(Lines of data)

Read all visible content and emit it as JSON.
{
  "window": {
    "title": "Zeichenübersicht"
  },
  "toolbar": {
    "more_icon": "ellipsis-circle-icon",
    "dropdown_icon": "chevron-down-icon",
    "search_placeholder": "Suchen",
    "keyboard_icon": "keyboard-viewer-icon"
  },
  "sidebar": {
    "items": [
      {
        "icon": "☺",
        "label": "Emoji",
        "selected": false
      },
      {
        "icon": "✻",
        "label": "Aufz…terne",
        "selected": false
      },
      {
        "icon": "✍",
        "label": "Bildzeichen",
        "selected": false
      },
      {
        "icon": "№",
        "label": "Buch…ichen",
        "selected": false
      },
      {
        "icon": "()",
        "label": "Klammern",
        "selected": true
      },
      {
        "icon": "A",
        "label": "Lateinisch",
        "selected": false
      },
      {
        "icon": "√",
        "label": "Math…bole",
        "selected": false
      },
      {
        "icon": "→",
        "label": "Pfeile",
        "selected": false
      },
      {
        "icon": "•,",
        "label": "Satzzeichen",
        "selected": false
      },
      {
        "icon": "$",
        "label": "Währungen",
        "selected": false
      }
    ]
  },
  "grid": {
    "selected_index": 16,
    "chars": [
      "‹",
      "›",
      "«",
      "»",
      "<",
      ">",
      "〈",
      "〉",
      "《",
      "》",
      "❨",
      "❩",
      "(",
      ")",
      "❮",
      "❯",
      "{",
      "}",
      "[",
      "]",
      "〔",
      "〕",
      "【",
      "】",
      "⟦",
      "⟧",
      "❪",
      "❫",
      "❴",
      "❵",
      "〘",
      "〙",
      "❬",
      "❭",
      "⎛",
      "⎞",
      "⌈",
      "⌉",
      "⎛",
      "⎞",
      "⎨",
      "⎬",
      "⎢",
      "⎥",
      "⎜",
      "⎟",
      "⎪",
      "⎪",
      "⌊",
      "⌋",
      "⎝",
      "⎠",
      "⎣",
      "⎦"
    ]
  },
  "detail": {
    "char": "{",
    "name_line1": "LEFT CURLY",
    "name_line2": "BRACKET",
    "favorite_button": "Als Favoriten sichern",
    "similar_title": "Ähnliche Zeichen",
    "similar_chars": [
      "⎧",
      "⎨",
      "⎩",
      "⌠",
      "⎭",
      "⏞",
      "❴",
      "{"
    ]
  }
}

...

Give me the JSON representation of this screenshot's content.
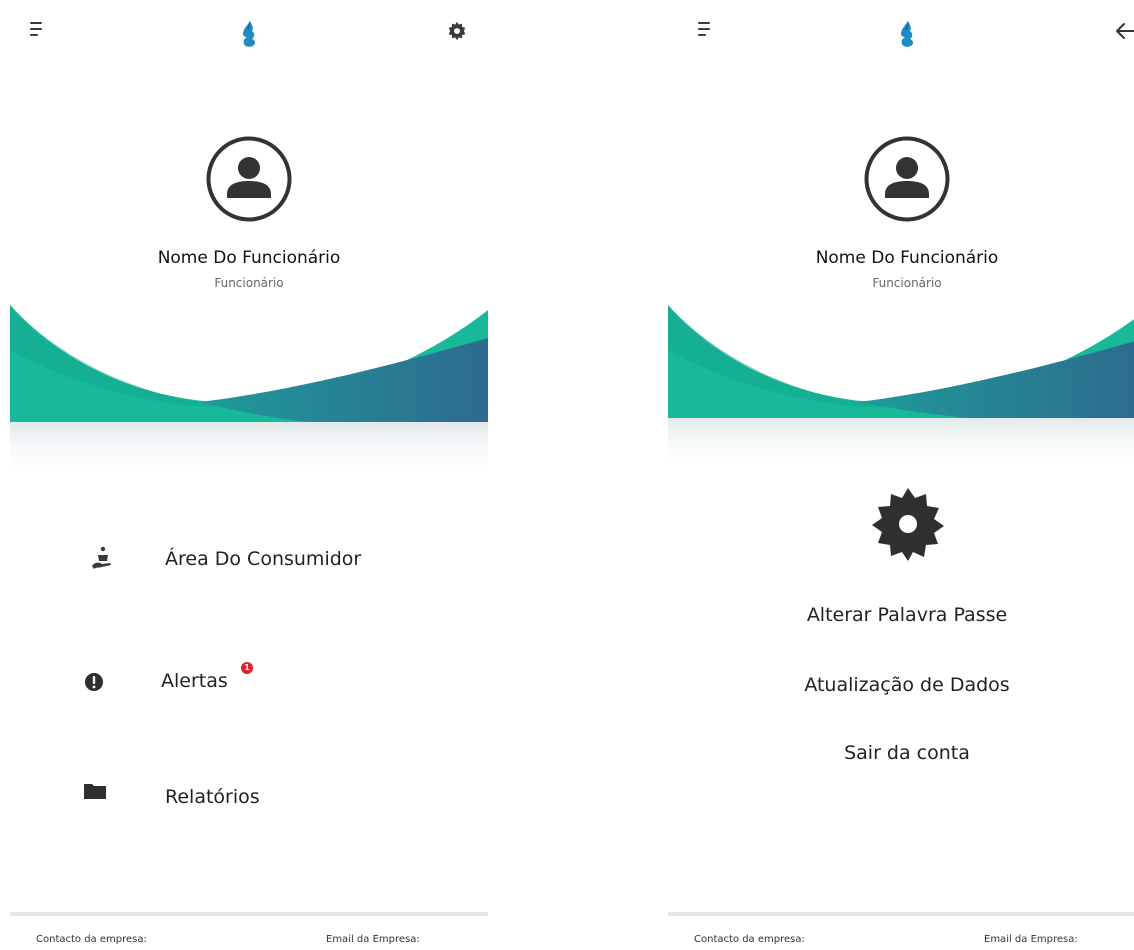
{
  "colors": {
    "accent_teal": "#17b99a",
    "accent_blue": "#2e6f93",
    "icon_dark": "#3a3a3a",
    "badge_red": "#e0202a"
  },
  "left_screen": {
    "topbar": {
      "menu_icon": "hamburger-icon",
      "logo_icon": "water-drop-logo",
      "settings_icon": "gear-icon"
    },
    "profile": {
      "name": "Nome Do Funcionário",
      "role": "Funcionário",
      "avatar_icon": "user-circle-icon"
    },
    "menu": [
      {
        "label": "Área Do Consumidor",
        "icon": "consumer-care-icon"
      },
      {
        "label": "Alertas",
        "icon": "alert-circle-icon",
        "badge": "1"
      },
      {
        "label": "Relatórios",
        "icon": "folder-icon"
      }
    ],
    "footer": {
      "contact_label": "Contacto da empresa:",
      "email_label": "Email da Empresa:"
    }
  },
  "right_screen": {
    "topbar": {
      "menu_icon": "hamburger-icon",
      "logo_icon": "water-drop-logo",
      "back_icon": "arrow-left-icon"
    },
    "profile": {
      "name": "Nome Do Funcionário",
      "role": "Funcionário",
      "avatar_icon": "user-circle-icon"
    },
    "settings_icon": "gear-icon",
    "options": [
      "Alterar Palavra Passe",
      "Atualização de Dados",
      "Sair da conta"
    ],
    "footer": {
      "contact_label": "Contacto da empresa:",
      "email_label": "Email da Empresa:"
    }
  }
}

---

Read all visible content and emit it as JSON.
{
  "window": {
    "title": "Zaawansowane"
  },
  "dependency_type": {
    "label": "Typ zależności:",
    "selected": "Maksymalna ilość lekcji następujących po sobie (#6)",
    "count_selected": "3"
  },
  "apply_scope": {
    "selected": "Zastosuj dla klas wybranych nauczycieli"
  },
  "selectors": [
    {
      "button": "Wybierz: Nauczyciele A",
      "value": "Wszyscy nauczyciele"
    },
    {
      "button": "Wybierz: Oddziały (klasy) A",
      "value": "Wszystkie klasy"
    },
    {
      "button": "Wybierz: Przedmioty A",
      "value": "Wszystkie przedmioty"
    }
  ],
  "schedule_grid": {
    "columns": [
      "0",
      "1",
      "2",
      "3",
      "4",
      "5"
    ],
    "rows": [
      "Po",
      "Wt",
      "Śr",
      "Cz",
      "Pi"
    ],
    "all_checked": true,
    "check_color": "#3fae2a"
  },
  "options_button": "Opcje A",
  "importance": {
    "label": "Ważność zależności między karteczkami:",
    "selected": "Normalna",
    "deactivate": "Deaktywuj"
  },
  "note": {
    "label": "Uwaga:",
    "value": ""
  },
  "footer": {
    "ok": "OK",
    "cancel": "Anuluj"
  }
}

• [TO BE DONE] Spot every line that holds "circle" and copy it.

• [SOLUTION]
    "more_icon": "ellipsis-circle-icon",
      "avatar_icon": "user-circle-icon"
        "icon": "alert-circle-icon",
      "avatar_icon": "user-circle-icon"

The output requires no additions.